• _Instruction_
All the data must come back unchanged, except that pictures are left out.

• _Given information_
* START *

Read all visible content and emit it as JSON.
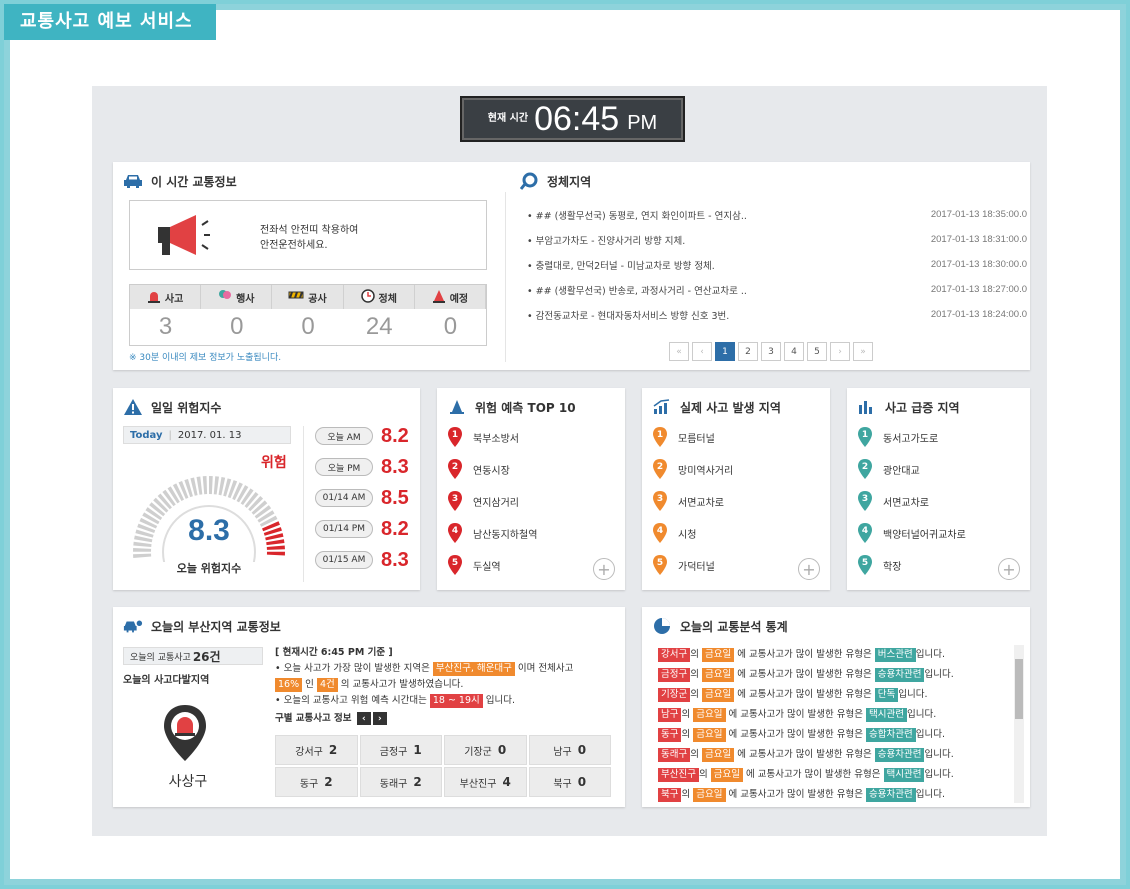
{
  "app_title": "교통사고 예보 서비스",
  "clock": {
    "label": "현재 시간",
    "time": "06:45",
    "ampm": "PM"
  },
  "traffic_now": {
    "title": "이 시간 교통정보",
    "message_line1": "전좌석 안전띠 착용하여",
    "message_line2": "안전운전하세요.",
    "stats": [
      {
        "label": "사고",
        "value": "3",
        "icon": "siren-icon"
      },
      {
        "label": "행사",
        "value": "0",
        "icon": "balloon-icon"
      },
      {
        "label": "공사",
        "value": "0",
        "icon": "barrier-icon"
      },
      {
        "label": "정체",
        "value": "24",
        "icon": "clock-icon"
      },
      {
        "label": "예정",
        "value": "0",
        "icon": "cone-icon"
      }
    ],
    "note": "※ 30분 이내의 제보 정보가 노출됩니다."
  },
  "congestion": {
    "title": "정체지역",
    "items": [
      {
        "text": "## (생활무선국) 동평로, 연지 화인이파트 - 연지삼..",
        "date": "2017-01-13 18:35:00.0"
      },
      {
        "text": "부암고가차도 - 진양사거리 방향 지체.",
        "date": "2017-01-13 18:31:00.0"
      },
      {
        "text": "충렬대로, 만덕2터널 - 미남교차로 방향 정체.",
        "date": "2017-01-13 18:30:00.0"
      },
      {
        "text": "## (생활무선국) 반송로, 과정사거리 - 연산교차로 ..",
        "date": "2017-01-13 18:27:00.0"
      },
      {
        "text": "감전동교차로 - 현대자동차서비스 방향 신호 3번.",
        "date": "2017-01-13 18:24:00.0"
      }
    ],
    "pages": [
      "1",
      "2",
      "3",
      "4",
      "5"
    ],
    "nav": {
      "first": "«",
      "prev": "‹",
      "next": "›",
      "last": "»"
    }
  },
  "risk": {
    "title": "일일 위험지수",
    "today_label": "Today",
    "date": "2017. 01. 13",
    "gauge_value": "8.3",
    "gauge_level": 0.83,
    "level_text": "위험",
    "gauge_caption": "오늘 위험지수",
    "slots": [
      {
        "label": "오늘 AM",
        "value": "8.2"
      },
      {
        "label": "오늘 PM",
        "value": "8.3"
      },
      {
        "label": "01/14 AM",
        "value": "8.5"
      },
      {
        "label": "01/14 PM",
        "value": "8.2"
      },
      {
        "label": "01/15 AM",
        "value": "8.3"
      }
    ]
  },
  "top10": {
    "title": "위험 예측 TOP 10",
    "color": "#d9262b",
    "items": [
      "북부소방서",
      "연동시장",
      "연지삼거리",
      "남산동지하철역",
      "두실역"
    ]
  },
  "actual": {
    "title": "실제 사고 발생 지역",
    "color": "#f08a2e",
    "items": [
      "모름터널",
      "망미역사거리",
      "서면교차로",
      "시청",
      "가덕터널"
    ]
  },
  "surge": {
    "title": "사고 급증 지역",
    "color": "#3fa6a0",
    "items": [
      "동서고가도로",
      "광안대교",
      "서면교차로",
      "백양터널어귀교차로",
      "학장"
    ]
  },
  "busan": {
    "title": "오늘의 부산지역 교통정보",
    "count_label": "오늘의 교통사고",
    "count": "26건",
    "hot_label": "오늘의 사고다발지역",
    "district": "사상구",
    "header": "[ 현재시간 6:45 PM 기준 ]",
    "line1_a": "• 오늘 사고가 가장 많이 발생한 지역은",
    "line1_tag": "부산진구, 해운대구",
    "line1_b": "이며 전체사고",
    "line2_tag1": "16%",
    "line2_a": "인",
    "line2_tag2": "4건",
    "line2_b": "의 교통사고가 발생하였습니다.",
    "line3_a": "• 오늘의 교통사고 위험 예측 시간대는",
    "line3_tag": "18 ~ 19시",
    "line3_b": "입니다.",
    "grid_title": "구별 교통사고 정보",
    "districts": [
      {
        "name": "강서구",
        "n": "2"
      },
      {
        "name": "금정구",
        "n": "1"
      },
      {
        "name": "기장군",
        "n": "0"
      },
      {
        "name": "남구",
        "n": "0"
      },
      {
        "name": "동구",
        "n": "2"
      },
      {
        "name": "동래구",
        "n": "2"
      },
      {
        "name": "부산진구",
        "n": "4"
      },
      {
        "name": "북구",
        "n": "0"
      }
    ]
  },
  "analysis": {
    "title": "오늘의 교통분석 통계",
    "day": "금요일",
    "mid": "에 교통사고가 많이 발생한 유형은",
    "end": "입니다.",
    "rows": [
      {
        "gu": "강서구",
        "josa": "의",
        "type": "버스관련"
      },
      {
        "gu": "금정구",
        "josa": "의",
        "type": "승용차관련"
      },
      {
        "gu": "기장군",
        "josa": "의",
        "type": "단독"
      },
      {
        "gu": "남구",
        "josa": "의",
        "type": "택시관련"
      },
      {
        "gu": "동구",
        "josa": "의",
        "type": "승합차관련"
      },
      {
        "gu": "동래구",
        "josa": "의",
        "type": "승용차관련"
      },
      {
        "gu": "부산진구",
        "josa": "의",
        "type": "택시관련"
      },
      {
        "gu": "북구",
        "josa": "의",
        "type": "승용차관련"
      }
    ]
  }
}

* END *

• _Answer below_
Read all visible content and emit it as JSON.
{
  "app_title": "교통사고 예보 서비스",
  "clock": {
    "label": "현재 시간",
    "time": "06:45",
    "ampm": "PM"
  },
  "traffic_now": {
    "title": "이 시간 교통정보",
    "message_line1": "전좌석 안전띠 착용하여",
    "message_line2": "안전운전하세요.",
    "stats": [
      {
        "label": "사고",
        "value": "3",
        "icon": "siren-icon"
      },
      {
        "label": "행사",
        "value": "0",
        "icon": "balloon-icon"
      },
      {
        "label": "공사",
        "value": "0",
        "icon": "barrier-icon"
      },
      {
        "label": "정체",
        "value": "24",
        "icon": "clock-icon"
      },
      {
        "label": "예정",
        "value": "0",
        "icon": "cone-icon"
      }
    ],
    "note": "※ 30분 이내의 제보 정보가 노출됩니다."
  },
  "congestion": {
    "title": "정체지역",
    "items": [
      {
        "text": "## (생활무선국) 동평로, 연지 화인이파트 - 연지삼..",
        "date": "2017-01-13 18:35:00.0"
      },
      {
        "text": "부암고가차도 - 진양사거리 방향 지체.",
        "date": "2017-01-13 18:31:00.0"
      },
      {
        "text": "충렬대로, 만덕2터널 - 미남교차로 방향 정체.",
        "date": "2017-01-13 18:30:00.0"
      },
      {
        "text": "## (생활무선국) 반송로, 과정사거리 - 연산교차로 ..",
        "date": "2017-01-13 18:27:00.0"
      },
      {
        "text": "감전동교차로 - 현대자동차서비스 방향 신호 3번.",
        "date": "2017-01-13 18:24:00.0"
      }
    ],
    "pages": [
      "1",
      "2",
      "3",
      "4",
      "5"
    ],
    "nav": {
      "first": "«",
      "prev": "‹",
      "next": "›",
      "last": "»"
    }
  },
  "risk": {
    "title": "일일 위험지수",
    "today_label": "Today",
    "date": "2017. 01. 13",
    "gauge_value": "8.3",
    "gauge_level": 0.83,
    "level_text": "위험",
    "gauge_caption": "오늘 위험지수",
    "slots": [
      {
        "label": "오늘 AM",
        "value": "8.2"
      },
      {
        "label": "오늘 PM",
        "value": "8.3"
      },
      {
        "label": "01/14 AM",
        "value": "8.5"
      },
      {
        "label": "01/14 PM",
        "value": "8.2"
      },
      {
        "label": "01/15 AM",
        "value": "8.3"
      }
    ]
  },
  "top10": {
    "title": "위험 예측 TOP 10",
    "color": "#d9262b",
    "items": [
      "북부소방서",
      "연동시장",
      "연지삼거리",
      "남산동지하철역",
      "두실역"
    ]
  },
  "actual": {
    "title": "실제 사고 발생 지역",
    "color": "#f08a2e",
    "items": [
      "모름터널",
      "망미역사거리",
      "서면교차로",
      "시청",
      "가덕터널"
    ]
  },
  "surge": {
    "title": "사고 급증 지역",
    "color": "#3fa6a0",
    "items": [
      "동서고가도로",
      "광안대교",
      "서면교차로",
      "백양터널어귀교차로",
      "학장"
    ]
  },
  "busan": {
    "title": "오늘의 부산지역 교통정보",
    "count_label": "오늘의 교통사고",
    "count": "26건",
    "hot_label": "오늘의 사고다발지역",
    "district": "사상구",
    "header": "[ 현재시간 6:45 PM 기준 ]",
    "line1_a": "• 오늘 사고가 가장 많이 발생한 지역은",
    "line1_tag": "부산진구, 해운대구",
    "line1_b": "이며 전체사고",
    "line2_tag1": "16%",
    "line2_a": "인",
    "line2_tag2": "4건",
    "line2_b": "의 교통사고가 발생하였습니다.",
    "line3_a": "• 오늘의 교통사고 위험 예측 시간대는",
    "line3_tag": "18 ~ 19시",
    "line3_b": "입니다.",
    "grid_title": "구별 교통사고 정보",
    "districts": [
      {
        "name": "강서구",
        "n": "2"
      },
      {
        "name": "금정구",
        "n": "1"
      },
      {
        "name": "기장군",
        "n": "0"
      },
      {
        "name": "남구",
        "n": "0"
      },
      {
        "name": "동구",
        "n": "2"
      },
      {
        "name": "동래구",
        "n": "2"
      },
      {
        "name": "부산진구",
        "n": "4"
      },
      {
        "name": "북구",
        "n": "0"
      }
    ]
  },
  "analysis": {
    "title": "오늘의 교통분석 통계",
    "day": "금요일",
    "mid": "에 교통사고가 많이 발생한 유형은",
    "end": "입니다.",
    "rows": [
      {
        "gu": "강서구",
        "josa": "의",
        "type": "버스관련"
      },
      {
        "gu": "금정구",
        "josa": "의",
        "type": "승용차관련"
      },
      {
        "gu": "기장군",
        "josa": "의",
        "type": "단독"
      },
      {
        "gu": "남구",
        "josa": "의",
        "type": "택시관련"
      },
      {
        "gu": "동구",
        "josa": "의",
        "type": "승합차관련"
      },
      {
        "gu": "동래구",
        "josa": "의",
        "type": "승용차관련"
      },
      {
        "gu": "부산진구",
        "josa": "의",
        "type": "택시관련"
      },
      {
        "gu": "북구",
        "josa": "의",
        "type": "승용차관련"
      }
    ]
  }
}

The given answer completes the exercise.